- [INSTRUCTIONS FOR THE TASK]: Give the material again in full, matching it exactly.

** start of RECORD SET **

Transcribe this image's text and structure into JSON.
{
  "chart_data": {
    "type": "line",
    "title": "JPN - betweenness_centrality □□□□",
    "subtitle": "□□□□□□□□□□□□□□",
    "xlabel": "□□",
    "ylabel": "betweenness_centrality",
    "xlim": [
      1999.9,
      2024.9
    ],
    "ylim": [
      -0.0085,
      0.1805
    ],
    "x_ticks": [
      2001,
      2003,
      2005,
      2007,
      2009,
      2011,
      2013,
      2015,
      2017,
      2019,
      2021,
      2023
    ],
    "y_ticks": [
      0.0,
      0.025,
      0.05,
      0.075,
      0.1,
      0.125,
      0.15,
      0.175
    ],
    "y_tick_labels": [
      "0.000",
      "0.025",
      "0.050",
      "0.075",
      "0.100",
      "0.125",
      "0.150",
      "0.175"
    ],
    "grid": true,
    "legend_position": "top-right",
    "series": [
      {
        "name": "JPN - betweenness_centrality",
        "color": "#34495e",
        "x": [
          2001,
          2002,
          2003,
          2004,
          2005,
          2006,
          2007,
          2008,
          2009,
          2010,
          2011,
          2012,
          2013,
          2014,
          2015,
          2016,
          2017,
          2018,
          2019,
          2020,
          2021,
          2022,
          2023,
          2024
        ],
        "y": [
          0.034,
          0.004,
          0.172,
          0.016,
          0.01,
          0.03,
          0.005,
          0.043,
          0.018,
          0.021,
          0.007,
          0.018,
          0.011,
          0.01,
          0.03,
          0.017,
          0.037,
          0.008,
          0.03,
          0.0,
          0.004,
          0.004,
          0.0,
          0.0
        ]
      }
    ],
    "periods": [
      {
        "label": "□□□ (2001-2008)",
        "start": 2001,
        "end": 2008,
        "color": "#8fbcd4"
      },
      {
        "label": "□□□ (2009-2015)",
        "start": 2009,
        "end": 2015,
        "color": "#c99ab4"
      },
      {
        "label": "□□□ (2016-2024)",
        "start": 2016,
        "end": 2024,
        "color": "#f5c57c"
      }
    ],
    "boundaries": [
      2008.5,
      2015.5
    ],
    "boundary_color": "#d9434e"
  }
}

** end of RECORD SET **

- [RESPONSE TO THIS TASK]:
Transcribe this image's text and structure into JSON.
{
  "chart_data": {
    "type": "line",
    "title": "JPN - betweenness_centrality □□□□",
    "subtitle": "□□□□□□□□□□□□□□",
    "xlabel": "□□",
    "ylabel": "betweenness_centrality",
    "xlim": [
      1999.9,
      2024.9
    ],
    "ylim": [
      -0.0085,
      0.1805
    ],
    "x_ticks": [
      2001,
      2003,
      2005,
      2007,
      2009,
      2011,
      2013,
      2015,
      2017,
      2019,
      2021,
      2023
    ],
    "y_ticks": [
      0.0,
      0.025,
      0.05,
      0.075,
      0.1,
      0.125,
      0.15,
      0.175
    ],
    "y_tick_labels": [
      "0.000",
      "0.025",
      "0.050",
      "0.075",
      "0.100",
      "0.125",
      "0.150",
      "0.175"
    ],
    "grid": true,
    "legend_position": "top-right",
    "series": [
      {
        "name": "JPN - betweenness_centrality",
        "color": "#34495e",
        "x": [
          2001,
          2002,
          2003,
          2004,
          2005,
          2006,
          2007,
          2008,
          2009,
          2010,
          2011,
          2012,
          2013,
          2014,
          2015,
          2016,
          2017,
          2018,
          2019,
          2020,
          2021,
          2022,
          2023,
          2024
        ],
        "y": [
          0.034,
          0.004,
          0.172,
          0.016,
          0.01,
          0.03,
          0.005,
          0.043,
          0.018,
          0.021,
          0.007,
          0.018,
          0.011,
          0.01,
          0.03,
          0.017,
          0.037,
          0.008,
          0.03,
          0.0,
          0.004,
          0.004,
          0.0,
          0.0
        ]
      }
    ],
    "periods": [
      {
        "label": "□□□ (2001-2008)",
        "start": 2001,
        "end": 2008,
        "color": "#8fbcd4"
      },
      {
        "label": "□□□ (2009-2015)",
        "start": 2009,
        "end": 2015,
        "color": "#c99ab4"
      },
      {
        "label": "□□□ (2016-2024)",
        "start": 2016,
        "end": 2024,
        "color": "#f5c57c"
      }
    ],
    "boundaries": [
      2008.5,
      2015.5
    ],
    "boundary_color": "#d9434e"
  }
}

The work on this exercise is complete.